- _SET PROBLEM_
Extract the complete data exactly as given.

- _MATERIAL PROVIDED_
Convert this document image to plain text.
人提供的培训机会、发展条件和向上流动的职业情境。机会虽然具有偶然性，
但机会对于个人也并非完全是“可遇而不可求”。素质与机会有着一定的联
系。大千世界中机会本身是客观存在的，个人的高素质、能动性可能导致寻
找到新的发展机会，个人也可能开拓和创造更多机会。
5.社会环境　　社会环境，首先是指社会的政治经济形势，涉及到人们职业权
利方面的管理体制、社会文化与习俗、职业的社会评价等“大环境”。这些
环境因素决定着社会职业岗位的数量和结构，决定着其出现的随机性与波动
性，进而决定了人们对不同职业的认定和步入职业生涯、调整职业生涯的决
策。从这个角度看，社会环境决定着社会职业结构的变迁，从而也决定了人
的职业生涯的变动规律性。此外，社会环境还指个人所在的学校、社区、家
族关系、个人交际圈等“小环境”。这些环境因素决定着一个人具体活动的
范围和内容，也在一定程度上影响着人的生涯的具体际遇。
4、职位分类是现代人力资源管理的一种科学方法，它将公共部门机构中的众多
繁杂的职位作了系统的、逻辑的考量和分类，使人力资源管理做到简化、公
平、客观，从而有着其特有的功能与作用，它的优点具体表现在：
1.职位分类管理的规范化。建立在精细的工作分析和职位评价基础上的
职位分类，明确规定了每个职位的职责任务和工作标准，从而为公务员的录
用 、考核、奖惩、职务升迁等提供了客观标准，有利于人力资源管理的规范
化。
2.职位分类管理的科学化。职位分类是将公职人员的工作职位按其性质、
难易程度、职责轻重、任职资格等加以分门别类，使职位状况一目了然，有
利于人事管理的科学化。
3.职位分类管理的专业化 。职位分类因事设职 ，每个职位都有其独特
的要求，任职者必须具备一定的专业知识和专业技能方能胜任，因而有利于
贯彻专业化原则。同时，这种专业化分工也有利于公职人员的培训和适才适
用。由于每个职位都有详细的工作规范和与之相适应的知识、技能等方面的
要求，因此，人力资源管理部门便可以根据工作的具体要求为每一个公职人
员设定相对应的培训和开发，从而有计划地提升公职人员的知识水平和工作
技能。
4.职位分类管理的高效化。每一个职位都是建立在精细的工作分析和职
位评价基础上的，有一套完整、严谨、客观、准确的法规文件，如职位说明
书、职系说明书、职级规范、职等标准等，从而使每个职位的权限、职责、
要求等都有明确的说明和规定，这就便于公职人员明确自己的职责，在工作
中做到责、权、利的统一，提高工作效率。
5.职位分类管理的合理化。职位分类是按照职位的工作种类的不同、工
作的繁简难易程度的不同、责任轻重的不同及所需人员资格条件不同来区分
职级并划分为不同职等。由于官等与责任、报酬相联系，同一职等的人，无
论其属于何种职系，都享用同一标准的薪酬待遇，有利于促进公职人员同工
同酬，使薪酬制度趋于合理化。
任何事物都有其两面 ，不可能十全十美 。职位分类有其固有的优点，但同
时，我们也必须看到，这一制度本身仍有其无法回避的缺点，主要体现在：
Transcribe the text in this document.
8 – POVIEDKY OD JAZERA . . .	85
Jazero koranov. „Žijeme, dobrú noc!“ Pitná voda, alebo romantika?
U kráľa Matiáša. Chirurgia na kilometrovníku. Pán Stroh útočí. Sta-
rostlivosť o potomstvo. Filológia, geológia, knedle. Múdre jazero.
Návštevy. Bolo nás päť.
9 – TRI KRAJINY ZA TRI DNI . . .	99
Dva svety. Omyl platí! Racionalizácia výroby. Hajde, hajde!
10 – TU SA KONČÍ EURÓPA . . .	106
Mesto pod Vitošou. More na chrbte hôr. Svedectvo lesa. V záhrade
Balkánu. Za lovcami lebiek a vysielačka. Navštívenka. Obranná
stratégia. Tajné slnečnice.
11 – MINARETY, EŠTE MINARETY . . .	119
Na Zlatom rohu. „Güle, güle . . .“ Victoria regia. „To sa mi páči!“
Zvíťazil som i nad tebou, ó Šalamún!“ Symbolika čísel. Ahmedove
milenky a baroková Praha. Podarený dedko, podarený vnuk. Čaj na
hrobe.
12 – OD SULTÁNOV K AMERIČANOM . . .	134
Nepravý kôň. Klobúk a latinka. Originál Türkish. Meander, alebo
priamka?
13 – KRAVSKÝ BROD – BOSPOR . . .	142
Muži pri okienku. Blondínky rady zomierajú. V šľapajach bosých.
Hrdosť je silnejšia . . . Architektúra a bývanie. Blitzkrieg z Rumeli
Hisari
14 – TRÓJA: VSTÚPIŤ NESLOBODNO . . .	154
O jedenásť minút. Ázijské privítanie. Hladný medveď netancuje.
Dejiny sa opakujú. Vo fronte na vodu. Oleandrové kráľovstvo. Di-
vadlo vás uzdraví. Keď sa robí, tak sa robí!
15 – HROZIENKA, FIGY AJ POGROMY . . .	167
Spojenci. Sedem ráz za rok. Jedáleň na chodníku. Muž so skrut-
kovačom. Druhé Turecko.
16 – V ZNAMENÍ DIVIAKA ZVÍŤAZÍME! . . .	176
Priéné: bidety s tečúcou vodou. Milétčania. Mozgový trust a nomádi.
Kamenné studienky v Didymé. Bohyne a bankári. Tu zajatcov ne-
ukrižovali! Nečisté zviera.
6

- _OUTPUT FOR THIS TASK_
Convert this document image to plain text.
人提供的培训机会、发展条件和向上流动的职业情境。机会虽然具有偶然性，
但机会对于个人也并非完全是“可遇而不可求”。素质与机会有着一定的联
系。大千世界中机会本身是客观存在的，个人的高素质、能动性可能导致寻
找到新的发展机会，个人也可能开拓和创造更多机会。
5.社会环境　　社会环境，首先是指社会的政治经济形势，涉及到人们职业权
利方面的管理体制、社会文化与习俗、职业的社会评价等“大环境”。这些
环境因素决定着社会职业岗位的数量和结构，决定着其出现的随机性与波动
性，进而决定了人们对不同职业的认定和步入职业生涯、调整职业生涯的决
策。从这个角度看，社会环境决定着社会职业结构的变迁，从而也决定了人
的职业生涯的变动规律性。此外，社会环境还指个人所在的学校、社区、家
族关系、个人交际圈等“小环境”。这些环境因素决定着一个人具体活动的
范围和内容，也在一定程度上影响着人的生涯的具体际遇。
4、职位分类是现代人力资源管理的一种科学方法，它将公共部门机构中的众多
繁杂的职位作了系统的、逻辑的考量和分类，使人力资源管理做到简化、公
平、客观，从而有着其特有的功能与作用，它的优点具体表现在：
1.职位分类管理的规范化。建立在精细的工作分析和职位评价基础上的
职位分类，明确规定了每个职位的职责任务和工作标准，从而为公务员的录
用 、考核、奖惩、职务升迁等提供了客观标准，有利于人力资源管理的规范
化。
2.职位分类管理的科学化。职位分类是将公职人员的工作职位按其性质、
难易程度、职责轻重、任职资格等加以分门别类，使职位状况一目了然，有
利于人事管理的科学化。
3.职位分类管理的专业化 。职位分类因事设职 ，每个职位都有其独特
的要求，任职者必须具备一定的专业知识和专业技能方能胜任，因而有利于
贯彻专业化原则。同时，这种专业化分工也有利于公职人员的培训和适才适
用。由于每个职位都有详细的工作规范和与之相适应的知识、技能等方面的
要求，因此，人力资源管理部门便可以根据工作的具体要求为每一个公职人
员设定相对应的培训和开发，从而有计划地提升公职人员的知识水平和工作
技能。
4.职位分类管理的高效化。每一个职位都是建立在精细的工作分析和职
位评价基础上的，有一套完整、严谨、客观、准确的法规文件，如职位说明
书、职系说明书、职级规范、职等标准等，从而使每个职位的权限、职责、
要求等都有明确的说明和规定，这就便于公职人员明确自己的职责，在工作
中做到责、权、利的统一，提高工作效率。
5.职位分类管理的合理化。职位分类是按照职位的工作种类的不同、工
作的繁简难易程度的不同、责任轻重的不同及所需人员资格条件不同来区分
职级并划分为不同职等。由于官等与责任、报酬相联系，同一职等的人，无
论其属于何种职系，都享用同一标准的薪酬待遇，有利于促进公职人员同工
同酬，使薪酬制度趋于合理化。
任何事物都有其两面 ，不可能十全十美 。职位分类有其固有的优点，但同
时，我们也必须看到，这一制度本身仍有其无法回避的缺点，主要体现在：
Transcribe the text in this document.
8 – POVIEDKY OD JAZERA . . .	85
Jazero koranov. „Žijeme, dobrú noc!“ Pitná voda, alebo romantika?
U kráľa Matiáša. Chirurgia na kilometrovníku. Pán Stroh útočí. Sta-
rostlivosť o potomstvo. Filológia, geológia, knedle. Múdre jazero.
Návštevy. Bolo nás päť.
9 – TRI KRAJINY ZA TRI DNI . . .	99
Dva svety. Omyl platí! Racionalizácia výroby. Hajde, hajde!
10 – TU SA KONČÍ EURÓPA . . .	106
Mesto pod Vitošou. More na chrbte hôr. Svedectvo lesa. V záhrade
Balkánu. Za lovcami lebiek a vysielačka. Navštívenka. Obranná
stratégia. Tajné slnečnice.
11 – MINARETY, EŠTE MINARETY . . .	119
Na Zlatom rohu. „Güle, güle . . .“ Victoria regia. „To sa mi páči!“
Zvíťazil som i nad tebou, ó Šalamún!“ Symbolika čísel. Ahmedove
milenky a baroková Praha. Podarený dedko, podarený vnuk. Čaj na
hrobe.
12 – OD SULTÁNOV K AMERIČANOM . . .	134
Nepravý kôň. Klobúk a latinka. Originál Türkish. Meander, alebo
priamka?
13 – KRAVSKÝ BROD – BOSPOR . . .	142
Muži pri okienku. Blondínky rady zomierajú. V šľapajach bosých.
Hrdosť je silnejšia . . . Architektúra a bývanie. Blitzkrieg z Rumeli
Hisari
14 – TRÓJA: VSTÚPIŤ NESLOBODNO . . .	154
O jedenásť minút. Ázijské privítanie. Hladný medveď netancuje.
Dejiny sa opakujú. Vo fronte na vodu. Oleandrové kráľovstvo. Di-
vadlo vás uzdraví. Keď sa robí, tak sa robí!
15 – HROZIENKA, FIGY AJ POGROMY . . .	167
Spojenci. Sedem ráz za rok. Jedáleň na chodníku. Muž so skrut-
kovačom. Druhé Turecko.
16 – V ZNAMENÍ DIVIAKA ZVÍŤAZÍME! . . .	176
Priéné: bidety s tečúcou vodou. Milétčania. Mozgový trust a nomádi.
Kamenné studienky v Didymé. Bohyne a bankári. Tu zajatcov ne-
ukrižovali! Nečisté zviera.
6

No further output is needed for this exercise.